--- Begin Material for this exercise ---

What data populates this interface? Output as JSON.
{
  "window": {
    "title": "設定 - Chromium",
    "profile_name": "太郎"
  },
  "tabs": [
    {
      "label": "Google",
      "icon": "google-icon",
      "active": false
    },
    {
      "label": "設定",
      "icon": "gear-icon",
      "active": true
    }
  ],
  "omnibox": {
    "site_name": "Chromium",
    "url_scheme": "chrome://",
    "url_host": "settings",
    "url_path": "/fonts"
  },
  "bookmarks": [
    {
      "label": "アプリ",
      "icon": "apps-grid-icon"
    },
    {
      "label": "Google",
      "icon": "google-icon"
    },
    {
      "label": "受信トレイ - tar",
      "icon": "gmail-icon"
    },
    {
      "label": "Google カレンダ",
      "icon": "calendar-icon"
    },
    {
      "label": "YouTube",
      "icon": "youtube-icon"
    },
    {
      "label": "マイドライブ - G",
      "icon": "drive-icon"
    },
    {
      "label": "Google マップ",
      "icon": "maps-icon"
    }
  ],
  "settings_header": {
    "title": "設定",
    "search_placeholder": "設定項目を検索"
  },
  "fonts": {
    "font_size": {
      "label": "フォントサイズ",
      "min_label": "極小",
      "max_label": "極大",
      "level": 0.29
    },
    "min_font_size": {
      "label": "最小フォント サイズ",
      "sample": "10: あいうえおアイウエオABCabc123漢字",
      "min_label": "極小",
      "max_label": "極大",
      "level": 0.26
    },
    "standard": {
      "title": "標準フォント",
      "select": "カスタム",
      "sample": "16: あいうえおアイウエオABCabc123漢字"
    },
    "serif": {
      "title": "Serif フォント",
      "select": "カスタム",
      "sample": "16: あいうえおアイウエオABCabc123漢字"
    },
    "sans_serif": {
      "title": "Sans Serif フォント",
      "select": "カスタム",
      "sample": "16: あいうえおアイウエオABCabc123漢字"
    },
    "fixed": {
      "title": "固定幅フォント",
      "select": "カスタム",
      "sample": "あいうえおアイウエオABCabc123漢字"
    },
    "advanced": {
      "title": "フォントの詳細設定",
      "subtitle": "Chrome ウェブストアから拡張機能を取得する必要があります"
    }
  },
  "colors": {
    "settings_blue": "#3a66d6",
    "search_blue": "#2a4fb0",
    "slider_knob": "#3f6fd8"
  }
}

--- End Material for this exercise ---

• Problem requirements:
Transcribe each record exactly. Leave nothing out.

• Finished answer:
What data populates this interface? Output as JSON.
{
  "window": {
    "title": "設定 - Chromium",
    "profile_name": "太郎"
  },
  "tabs": [
    {
      "label": "Google",
      "icon": "google-icon",
      "active": false
    },
    {
      "label": "設定",
      "icon": "gear-icon",
      "active": true
    }
  ],
  "omnibox": {
    "site_name": "Chromium",
    "url_scheme": "chrome://",
    "url_host": "settings",
    "url_path": "/fonts"
  },
  "bookmarks": [
    {
      "label": "アプリ",
      "icon": "apps-grid-icon"
    },
    {
      "label": "Google",
      "icon": "google-icon"
    },
    {
      "label": "受信トレイ - tar",
      "icon": "gmail-icon"
    },
    {
      "label": "Google カレンダ",
      "icon": "calendar-icon"
    },
    {
      "label": "YouTube",
      "icon": "youtube-icon"
    },
    {
      "label": "マイドライブ - G",
      "icon": "drive-icon"
    },
    {
      "label": "Google マップ",
      "icon": "maps-icon"
    }
  ],
  "settings_header": {
    "title": "設定",
    "search_placeholder": "設定項目を検索"
  },
  "fonts": {
    "font_size": {
      "label": "フォントサイズ",
      "min_label": "極小",
      "max_label": "極大",
      "level": 0.29
    },
    "min_font_size": {
      "label": "最小フォント サイズ",
      "sample": "10: あいうえおアイウエオABCabc123漢字",
      "min_label": "極小",
      "max_label": "極大",
      "level": 0.26
    },
    "standard": {
      "title": "標準フォント",
      "select": "カスタム",
      "sample": "16: あいうえおアイウエオABCabc123漢字"
    },
    "serif": {
      "title": "Serif フォント",
      "select": "カスタム",
      "sample": "16: あいうえおアイウエオABCabc123漢字"
    },
    "sans_serif": {
      "title": "Sans Serif フォント",
      "select": "カスタム",
      "sample": "16: あいうえおアイウエオABCabc123漢字"
    },
    "fixed": {
      "title": "固定幅フォント",
      "select": "カスタム",
      "sample": "あいうえおアイウエオABCabc123漢字"
    },
    "advanced": {
      "title": "フォントの詳細設定",
      "subtitle": "Chrome ウェブストアから拡張機能を取得する必要があります"
    }
  },
  "colors": {
    "settings_blue": "#3a66d6",
    "search_blue": "#2a4fb0",
    "slider_knob": "#3f6fd8"
  }
}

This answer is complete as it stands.